Stated task
Copy out exactly the lines from the line containing "What data populates" to the end of the listing.

(Data extracted from a collection)
────────────────────────────────────────
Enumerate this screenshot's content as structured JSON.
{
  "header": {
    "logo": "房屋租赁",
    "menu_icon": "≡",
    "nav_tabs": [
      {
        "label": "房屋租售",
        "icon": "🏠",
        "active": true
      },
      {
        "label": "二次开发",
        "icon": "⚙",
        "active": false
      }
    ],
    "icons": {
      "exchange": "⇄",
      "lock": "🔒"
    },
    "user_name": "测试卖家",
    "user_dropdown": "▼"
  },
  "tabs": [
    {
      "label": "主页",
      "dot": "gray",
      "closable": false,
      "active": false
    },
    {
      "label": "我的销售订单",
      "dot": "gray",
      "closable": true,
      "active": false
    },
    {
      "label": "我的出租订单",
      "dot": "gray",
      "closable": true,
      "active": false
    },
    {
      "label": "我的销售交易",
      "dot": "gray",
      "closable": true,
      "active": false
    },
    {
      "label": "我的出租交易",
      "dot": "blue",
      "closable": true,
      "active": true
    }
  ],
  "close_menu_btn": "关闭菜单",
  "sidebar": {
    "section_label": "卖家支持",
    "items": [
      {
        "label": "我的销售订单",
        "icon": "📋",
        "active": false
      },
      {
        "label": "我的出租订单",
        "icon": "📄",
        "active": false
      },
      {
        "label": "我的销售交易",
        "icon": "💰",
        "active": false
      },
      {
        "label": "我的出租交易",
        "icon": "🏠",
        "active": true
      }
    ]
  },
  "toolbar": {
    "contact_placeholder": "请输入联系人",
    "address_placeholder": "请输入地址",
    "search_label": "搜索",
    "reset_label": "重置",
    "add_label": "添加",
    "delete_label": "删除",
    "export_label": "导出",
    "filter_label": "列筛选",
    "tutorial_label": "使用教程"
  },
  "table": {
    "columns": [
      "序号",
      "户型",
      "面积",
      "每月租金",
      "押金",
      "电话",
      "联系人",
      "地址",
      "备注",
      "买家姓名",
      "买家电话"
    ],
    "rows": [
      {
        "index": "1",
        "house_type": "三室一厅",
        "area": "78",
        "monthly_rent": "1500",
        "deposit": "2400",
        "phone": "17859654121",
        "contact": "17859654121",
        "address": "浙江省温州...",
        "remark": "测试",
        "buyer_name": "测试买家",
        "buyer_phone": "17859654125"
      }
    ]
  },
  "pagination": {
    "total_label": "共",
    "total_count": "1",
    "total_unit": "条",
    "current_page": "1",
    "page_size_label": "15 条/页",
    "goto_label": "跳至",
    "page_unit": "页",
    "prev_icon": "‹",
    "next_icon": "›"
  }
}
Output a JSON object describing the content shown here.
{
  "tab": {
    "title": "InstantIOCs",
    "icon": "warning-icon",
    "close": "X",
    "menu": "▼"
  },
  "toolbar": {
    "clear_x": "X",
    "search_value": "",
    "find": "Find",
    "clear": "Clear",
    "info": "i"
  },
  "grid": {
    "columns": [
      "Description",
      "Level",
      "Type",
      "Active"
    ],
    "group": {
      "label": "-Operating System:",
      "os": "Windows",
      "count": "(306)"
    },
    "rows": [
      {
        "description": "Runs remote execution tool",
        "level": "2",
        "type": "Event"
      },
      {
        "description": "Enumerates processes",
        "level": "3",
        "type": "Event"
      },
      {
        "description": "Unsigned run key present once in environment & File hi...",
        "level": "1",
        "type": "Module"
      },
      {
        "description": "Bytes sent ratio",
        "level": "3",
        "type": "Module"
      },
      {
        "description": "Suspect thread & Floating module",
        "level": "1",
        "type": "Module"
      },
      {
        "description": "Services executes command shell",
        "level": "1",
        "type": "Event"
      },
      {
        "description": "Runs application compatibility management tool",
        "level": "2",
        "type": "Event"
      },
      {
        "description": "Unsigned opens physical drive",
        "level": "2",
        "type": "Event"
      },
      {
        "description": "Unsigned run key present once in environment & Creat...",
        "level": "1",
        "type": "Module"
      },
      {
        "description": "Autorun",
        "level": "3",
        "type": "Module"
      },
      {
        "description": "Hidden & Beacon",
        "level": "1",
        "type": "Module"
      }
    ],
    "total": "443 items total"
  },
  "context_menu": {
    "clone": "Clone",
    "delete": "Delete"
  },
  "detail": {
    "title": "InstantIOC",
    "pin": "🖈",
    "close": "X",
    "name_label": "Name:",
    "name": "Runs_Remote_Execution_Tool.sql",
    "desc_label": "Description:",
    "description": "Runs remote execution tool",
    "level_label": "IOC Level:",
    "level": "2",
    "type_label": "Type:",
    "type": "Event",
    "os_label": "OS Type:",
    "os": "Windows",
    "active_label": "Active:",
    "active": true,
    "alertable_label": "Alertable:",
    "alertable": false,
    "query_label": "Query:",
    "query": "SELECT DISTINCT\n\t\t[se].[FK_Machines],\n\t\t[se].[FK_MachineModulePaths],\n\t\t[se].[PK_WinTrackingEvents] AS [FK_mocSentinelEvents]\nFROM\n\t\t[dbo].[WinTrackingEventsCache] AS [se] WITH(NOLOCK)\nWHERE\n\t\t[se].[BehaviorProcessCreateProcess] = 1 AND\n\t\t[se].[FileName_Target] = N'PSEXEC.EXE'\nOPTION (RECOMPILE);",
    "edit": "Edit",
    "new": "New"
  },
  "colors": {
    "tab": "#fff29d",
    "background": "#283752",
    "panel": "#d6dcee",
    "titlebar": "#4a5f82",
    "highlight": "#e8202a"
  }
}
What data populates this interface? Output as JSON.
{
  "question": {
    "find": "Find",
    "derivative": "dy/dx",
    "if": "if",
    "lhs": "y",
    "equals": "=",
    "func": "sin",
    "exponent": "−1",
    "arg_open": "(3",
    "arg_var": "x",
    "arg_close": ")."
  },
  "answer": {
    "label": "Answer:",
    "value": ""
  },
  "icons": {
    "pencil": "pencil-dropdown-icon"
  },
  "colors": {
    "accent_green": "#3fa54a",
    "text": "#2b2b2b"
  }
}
────────────────────────────────────────
Final result
What data populates this interface? Output as JSON.
{
  "question": {
    "find": "Find",
    "derivative": "dy/dx",
    "if": "if",
    "lhs": "y",
    "equals": "=",
    "func": "sin",
    "exponent": "−1",
    "arg_open": "(3",
    "arg_var": "x",
    "arg_close": ")."
  },
  "answer": {
    "label": "Answer:",
    "value": ""
  },
  "icons": {
    "pencil": "pencil-dropdown-icon"
  },
  "colors": {
    "accent_green": "#3fa54a",
    "text": "#2b2b2b"
  }
}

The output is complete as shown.